Data lines:

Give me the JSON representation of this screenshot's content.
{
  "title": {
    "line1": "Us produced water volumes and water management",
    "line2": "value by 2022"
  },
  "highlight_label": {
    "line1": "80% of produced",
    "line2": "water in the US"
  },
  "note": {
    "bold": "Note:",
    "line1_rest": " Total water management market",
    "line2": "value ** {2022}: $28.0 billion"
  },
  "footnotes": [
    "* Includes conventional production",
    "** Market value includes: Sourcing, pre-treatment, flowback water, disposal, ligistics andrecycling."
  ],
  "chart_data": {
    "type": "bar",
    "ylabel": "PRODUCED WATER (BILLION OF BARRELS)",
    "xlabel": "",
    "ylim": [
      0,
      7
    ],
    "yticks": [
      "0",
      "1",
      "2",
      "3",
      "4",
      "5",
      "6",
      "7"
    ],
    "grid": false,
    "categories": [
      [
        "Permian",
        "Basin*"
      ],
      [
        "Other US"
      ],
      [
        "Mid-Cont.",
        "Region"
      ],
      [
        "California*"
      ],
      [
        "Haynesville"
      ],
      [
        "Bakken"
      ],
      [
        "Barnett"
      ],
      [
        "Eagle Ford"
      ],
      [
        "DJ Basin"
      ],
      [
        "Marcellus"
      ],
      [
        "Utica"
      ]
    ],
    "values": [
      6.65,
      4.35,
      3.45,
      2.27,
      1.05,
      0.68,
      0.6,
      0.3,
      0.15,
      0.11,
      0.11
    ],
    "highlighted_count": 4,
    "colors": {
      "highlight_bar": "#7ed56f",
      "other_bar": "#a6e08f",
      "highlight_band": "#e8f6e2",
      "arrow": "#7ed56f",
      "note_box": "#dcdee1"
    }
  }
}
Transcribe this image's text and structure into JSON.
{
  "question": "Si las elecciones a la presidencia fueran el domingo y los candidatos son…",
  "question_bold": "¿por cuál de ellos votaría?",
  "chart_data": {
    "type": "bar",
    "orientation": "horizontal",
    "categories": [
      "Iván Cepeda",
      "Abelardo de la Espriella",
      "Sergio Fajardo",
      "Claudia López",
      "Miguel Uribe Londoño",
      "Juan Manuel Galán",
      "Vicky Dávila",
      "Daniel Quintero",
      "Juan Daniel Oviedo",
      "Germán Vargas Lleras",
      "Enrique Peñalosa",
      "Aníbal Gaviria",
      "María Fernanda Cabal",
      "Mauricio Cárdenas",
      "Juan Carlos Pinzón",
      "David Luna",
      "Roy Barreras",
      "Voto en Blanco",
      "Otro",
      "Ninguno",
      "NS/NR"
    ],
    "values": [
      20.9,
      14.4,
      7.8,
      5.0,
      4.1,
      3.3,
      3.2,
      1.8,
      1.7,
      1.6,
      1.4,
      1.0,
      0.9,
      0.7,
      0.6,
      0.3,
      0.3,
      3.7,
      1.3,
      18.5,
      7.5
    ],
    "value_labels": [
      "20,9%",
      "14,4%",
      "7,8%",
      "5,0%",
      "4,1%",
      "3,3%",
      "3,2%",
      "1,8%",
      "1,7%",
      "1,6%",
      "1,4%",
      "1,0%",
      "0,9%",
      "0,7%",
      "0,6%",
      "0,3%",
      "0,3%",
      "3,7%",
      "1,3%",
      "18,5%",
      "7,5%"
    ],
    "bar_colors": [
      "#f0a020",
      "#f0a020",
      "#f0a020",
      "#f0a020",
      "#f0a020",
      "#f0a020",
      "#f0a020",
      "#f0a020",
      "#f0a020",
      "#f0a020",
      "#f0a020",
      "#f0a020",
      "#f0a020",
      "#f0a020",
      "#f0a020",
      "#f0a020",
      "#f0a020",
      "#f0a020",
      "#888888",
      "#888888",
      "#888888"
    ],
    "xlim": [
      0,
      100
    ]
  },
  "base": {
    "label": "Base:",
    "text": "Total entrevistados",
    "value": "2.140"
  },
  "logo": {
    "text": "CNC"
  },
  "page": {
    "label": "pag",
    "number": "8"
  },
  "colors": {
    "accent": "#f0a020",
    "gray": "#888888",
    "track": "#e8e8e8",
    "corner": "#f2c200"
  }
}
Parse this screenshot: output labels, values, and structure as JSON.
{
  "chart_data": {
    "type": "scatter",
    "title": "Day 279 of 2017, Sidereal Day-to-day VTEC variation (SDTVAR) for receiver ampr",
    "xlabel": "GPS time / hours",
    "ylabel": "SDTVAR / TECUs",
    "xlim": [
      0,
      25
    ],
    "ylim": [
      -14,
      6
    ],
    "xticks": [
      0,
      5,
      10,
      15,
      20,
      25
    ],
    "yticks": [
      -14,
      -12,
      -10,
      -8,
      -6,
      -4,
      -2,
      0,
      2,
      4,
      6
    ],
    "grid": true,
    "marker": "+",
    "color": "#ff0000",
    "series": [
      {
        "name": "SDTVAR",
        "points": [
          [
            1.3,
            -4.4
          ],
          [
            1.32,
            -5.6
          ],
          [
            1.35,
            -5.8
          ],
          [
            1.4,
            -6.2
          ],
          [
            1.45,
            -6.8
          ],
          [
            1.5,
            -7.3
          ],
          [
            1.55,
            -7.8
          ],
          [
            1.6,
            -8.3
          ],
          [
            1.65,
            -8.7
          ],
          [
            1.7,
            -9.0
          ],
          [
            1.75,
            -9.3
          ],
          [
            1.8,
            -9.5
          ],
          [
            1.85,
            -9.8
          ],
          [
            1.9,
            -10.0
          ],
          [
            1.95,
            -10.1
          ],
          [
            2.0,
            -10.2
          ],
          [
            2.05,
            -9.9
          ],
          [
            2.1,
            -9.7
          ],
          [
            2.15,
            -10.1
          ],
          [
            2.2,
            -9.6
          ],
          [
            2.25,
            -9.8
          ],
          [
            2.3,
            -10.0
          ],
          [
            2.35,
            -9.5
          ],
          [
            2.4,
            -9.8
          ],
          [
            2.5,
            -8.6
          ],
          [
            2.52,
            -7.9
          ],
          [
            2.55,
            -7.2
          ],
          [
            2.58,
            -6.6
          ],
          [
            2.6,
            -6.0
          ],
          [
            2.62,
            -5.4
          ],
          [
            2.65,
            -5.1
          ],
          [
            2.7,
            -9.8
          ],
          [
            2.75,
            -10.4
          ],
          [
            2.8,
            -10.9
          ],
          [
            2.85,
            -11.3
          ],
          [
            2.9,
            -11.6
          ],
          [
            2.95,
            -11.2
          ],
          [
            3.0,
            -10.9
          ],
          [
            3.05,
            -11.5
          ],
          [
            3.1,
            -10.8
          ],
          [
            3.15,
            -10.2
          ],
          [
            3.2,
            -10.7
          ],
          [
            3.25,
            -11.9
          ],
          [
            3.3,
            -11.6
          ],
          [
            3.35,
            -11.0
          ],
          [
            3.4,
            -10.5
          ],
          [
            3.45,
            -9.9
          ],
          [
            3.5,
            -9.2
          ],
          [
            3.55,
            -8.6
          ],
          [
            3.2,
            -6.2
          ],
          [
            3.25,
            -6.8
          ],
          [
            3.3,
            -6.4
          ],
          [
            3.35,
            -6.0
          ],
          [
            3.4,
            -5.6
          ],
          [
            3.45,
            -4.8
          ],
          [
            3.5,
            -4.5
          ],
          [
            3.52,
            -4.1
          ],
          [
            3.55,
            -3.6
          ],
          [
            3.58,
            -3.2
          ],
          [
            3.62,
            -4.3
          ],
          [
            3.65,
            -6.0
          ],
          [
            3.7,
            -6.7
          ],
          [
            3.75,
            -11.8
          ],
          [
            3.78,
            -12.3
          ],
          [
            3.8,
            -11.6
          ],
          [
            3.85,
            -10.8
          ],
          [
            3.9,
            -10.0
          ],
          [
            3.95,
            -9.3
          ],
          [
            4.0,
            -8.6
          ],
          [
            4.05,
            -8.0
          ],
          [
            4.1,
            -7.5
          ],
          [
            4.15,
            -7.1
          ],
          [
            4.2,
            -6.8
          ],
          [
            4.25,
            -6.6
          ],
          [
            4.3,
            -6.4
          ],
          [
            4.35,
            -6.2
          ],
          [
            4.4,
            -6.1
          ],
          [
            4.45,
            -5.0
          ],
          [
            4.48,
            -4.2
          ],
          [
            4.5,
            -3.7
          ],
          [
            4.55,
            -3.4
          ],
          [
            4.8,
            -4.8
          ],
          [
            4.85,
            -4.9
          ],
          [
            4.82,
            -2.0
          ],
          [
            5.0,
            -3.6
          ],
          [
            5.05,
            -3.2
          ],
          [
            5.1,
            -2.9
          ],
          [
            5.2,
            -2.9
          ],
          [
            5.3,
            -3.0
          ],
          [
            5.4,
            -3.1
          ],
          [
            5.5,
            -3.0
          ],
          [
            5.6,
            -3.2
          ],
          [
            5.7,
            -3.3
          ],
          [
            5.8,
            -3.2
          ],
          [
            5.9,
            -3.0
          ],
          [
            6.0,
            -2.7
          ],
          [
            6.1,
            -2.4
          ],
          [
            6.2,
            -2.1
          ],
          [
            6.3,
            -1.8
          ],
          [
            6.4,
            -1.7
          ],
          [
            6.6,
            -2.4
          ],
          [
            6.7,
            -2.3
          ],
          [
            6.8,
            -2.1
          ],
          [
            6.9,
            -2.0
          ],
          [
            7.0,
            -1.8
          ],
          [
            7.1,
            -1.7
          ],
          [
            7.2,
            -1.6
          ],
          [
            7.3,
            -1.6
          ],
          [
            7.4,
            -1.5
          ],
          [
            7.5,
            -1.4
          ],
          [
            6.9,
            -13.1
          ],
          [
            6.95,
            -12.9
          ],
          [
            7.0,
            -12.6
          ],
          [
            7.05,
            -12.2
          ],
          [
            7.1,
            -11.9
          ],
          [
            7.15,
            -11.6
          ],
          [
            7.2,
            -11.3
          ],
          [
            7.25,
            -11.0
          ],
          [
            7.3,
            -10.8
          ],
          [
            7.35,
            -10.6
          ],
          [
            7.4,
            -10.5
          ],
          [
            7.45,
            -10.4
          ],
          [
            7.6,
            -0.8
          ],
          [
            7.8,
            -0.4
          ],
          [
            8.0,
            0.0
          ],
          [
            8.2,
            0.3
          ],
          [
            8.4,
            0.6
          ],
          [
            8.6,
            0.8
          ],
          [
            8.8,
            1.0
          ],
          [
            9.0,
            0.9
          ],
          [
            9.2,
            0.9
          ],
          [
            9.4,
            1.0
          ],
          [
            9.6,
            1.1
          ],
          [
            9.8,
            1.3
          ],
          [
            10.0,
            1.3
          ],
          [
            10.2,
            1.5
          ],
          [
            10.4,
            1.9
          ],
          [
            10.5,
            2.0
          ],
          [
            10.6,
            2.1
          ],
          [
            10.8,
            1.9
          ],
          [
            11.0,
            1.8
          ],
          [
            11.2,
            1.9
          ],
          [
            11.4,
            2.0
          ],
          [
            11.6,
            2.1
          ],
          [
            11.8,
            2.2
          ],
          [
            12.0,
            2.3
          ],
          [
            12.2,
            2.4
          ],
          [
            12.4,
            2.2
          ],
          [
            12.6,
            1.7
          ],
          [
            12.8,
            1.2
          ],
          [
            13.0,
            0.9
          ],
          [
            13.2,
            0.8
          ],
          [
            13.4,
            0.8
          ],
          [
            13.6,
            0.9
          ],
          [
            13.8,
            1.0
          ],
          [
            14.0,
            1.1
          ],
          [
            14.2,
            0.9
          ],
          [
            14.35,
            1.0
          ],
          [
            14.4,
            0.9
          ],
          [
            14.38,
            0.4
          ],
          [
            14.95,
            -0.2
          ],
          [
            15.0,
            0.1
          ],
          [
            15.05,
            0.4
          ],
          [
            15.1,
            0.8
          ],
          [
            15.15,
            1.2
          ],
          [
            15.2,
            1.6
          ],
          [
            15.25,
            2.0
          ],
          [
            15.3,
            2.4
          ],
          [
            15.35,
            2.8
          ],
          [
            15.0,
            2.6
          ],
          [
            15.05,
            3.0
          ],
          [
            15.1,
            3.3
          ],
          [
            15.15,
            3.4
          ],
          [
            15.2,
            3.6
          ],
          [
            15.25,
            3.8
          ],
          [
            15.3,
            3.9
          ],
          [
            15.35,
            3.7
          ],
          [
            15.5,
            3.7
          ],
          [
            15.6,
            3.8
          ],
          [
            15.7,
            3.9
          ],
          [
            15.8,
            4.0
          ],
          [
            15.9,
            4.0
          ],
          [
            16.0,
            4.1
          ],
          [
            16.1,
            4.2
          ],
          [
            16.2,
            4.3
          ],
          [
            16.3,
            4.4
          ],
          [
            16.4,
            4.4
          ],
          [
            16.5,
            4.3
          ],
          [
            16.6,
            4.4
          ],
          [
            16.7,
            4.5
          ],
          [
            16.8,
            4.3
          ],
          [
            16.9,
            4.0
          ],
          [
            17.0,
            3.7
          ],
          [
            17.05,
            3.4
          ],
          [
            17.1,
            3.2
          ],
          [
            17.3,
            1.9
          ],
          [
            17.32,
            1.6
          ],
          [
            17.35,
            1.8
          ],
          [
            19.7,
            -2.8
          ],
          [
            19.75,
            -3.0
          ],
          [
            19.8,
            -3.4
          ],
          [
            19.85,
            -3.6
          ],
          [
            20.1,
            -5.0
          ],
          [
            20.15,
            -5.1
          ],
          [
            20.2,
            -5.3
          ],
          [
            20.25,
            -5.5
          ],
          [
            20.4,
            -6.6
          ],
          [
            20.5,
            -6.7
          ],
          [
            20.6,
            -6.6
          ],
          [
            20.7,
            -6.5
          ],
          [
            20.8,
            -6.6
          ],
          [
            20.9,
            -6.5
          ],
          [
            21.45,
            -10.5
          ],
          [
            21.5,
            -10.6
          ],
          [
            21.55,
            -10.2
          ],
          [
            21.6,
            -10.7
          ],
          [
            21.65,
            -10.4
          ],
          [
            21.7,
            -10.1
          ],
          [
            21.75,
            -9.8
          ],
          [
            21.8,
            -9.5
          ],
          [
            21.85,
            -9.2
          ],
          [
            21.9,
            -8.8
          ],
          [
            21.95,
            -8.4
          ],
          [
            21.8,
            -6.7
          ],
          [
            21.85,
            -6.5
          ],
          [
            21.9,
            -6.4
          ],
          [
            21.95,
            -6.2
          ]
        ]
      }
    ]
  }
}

What is asked: Find the lines holding "screenshot" and list every one.

The response:
Give me the JSON representation of this screenshot's content.
Parse this screenshot: output labels, values, and structure as JSON.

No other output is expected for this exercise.